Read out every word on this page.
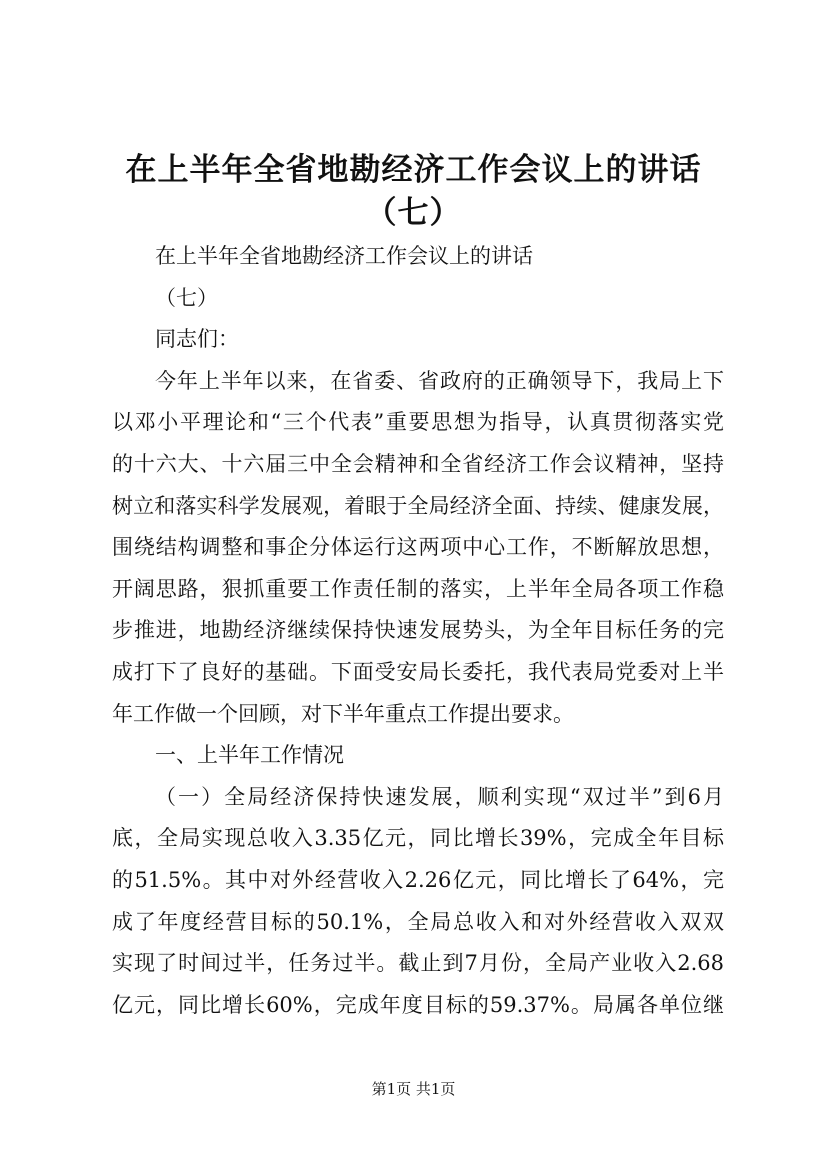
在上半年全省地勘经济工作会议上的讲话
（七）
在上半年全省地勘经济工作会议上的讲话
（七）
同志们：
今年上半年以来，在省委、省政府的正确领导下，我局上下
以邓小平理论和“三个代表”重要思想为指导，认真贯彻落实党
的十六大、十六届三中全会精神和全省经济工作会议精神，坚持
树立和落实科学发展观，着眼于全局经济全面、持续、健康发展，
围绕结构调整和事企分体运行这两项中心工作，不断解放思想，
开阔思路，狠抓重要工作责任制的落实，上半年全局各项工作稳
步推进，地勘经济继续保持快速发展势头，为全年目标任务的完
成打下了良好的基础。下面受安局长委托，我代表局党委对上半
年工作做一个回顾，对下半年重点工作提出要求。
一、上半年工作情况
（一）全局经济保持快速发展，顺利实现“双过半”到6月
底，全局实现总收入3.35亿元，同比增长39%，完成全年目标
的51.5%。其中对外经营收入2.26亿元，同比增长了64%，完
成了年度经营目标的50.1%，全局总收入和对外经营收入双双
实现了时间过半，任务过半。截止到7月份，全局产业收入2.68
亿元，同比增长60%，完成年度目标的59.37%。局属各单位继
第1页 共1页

• _TASK BRIEF_
Leaving aside the images, write out the entries above word for word.

• _RESPONSE BELOW_
Read out every word on this page.
在上半年全省地勘经济工作会议上的讲话
（七）
在上半年全省地勘经济工作会议上的讲话
（七）
同志们：
今年上半年以来，在省委、省政府的正确领导下，我局上下
以邓小平理论和“三个代表”重要思想为指导，认真贯彻落实党
的十六大、十六届三中全会精神和全省经济工作会议精神，坚持
树立和落实科学发展观，着眼于全局经济全面、持续、健康发展，
围绕结构调整和事企分体运行这两项中心工作，不断解放思想，
开阔思路，狠抓重要工作责任制的落实，上半年全局各项工作稳
步推进，地勘经济继续保持快速发展势头，为全年目标任务的完
成打下了良好的基础。下面受安局长委托，我代表局党委对上半
年工作做一个回顾，对下半年重点工作提出要求。
一、上半年工作情况
（一）全局经济保持快速发展，顺利实现“双过半”到6月
底，全局实现总收入3.35亿元，同比增长39%，完成全年目标
的51.5%。其中对外经营收入2.26亿元，同比增长了64%，完
成了年度经营目标的50.1%，全局总收入和对外经营收入双双
实现了时间过半，任务过半。截止到7月份，全局产业收入2.68
亿元，同比增长60%，完成年度目标的59.37%。局属各单位继
第1页 共1页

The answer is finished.